(Records from a collection)
★ ★ ★ ★

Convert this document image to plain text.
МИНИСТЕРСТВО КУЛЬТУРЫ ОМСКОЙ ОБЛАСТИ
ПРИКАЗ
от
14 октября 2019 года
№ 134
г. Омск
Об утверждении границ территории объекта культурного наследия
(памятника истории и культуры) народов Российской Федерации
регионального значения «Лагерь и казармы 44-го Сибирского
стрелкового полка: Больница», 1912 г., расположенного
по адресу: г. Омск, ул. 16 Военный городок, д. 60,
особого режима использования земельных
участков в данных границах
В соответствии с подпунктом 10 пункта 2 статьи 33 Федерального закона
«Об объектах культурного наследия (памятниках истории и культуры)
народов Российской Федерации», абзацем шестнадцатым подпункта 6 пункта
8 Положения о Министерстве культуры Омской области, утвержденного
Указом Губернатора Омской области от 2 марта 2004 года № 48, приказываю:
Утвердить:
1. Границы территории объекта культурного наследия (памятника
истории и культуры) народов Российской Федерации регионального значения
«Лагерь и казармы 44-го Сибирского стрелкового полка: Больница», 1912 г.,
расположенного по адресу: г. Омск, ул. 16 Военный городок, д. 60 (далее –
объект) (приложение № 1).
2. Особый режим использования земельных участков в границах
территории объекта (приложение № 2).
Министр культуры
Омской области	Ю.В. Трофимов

★ ★ ★ ★

Copy each line that holds the word "Федерации".

(памятника истории и культуры) народов Российской Федерации
народов Российской Федерации», абзацем шестнадцатым подпункта 6 пункта
истории и культуры) народов Российской Федерации регионального значения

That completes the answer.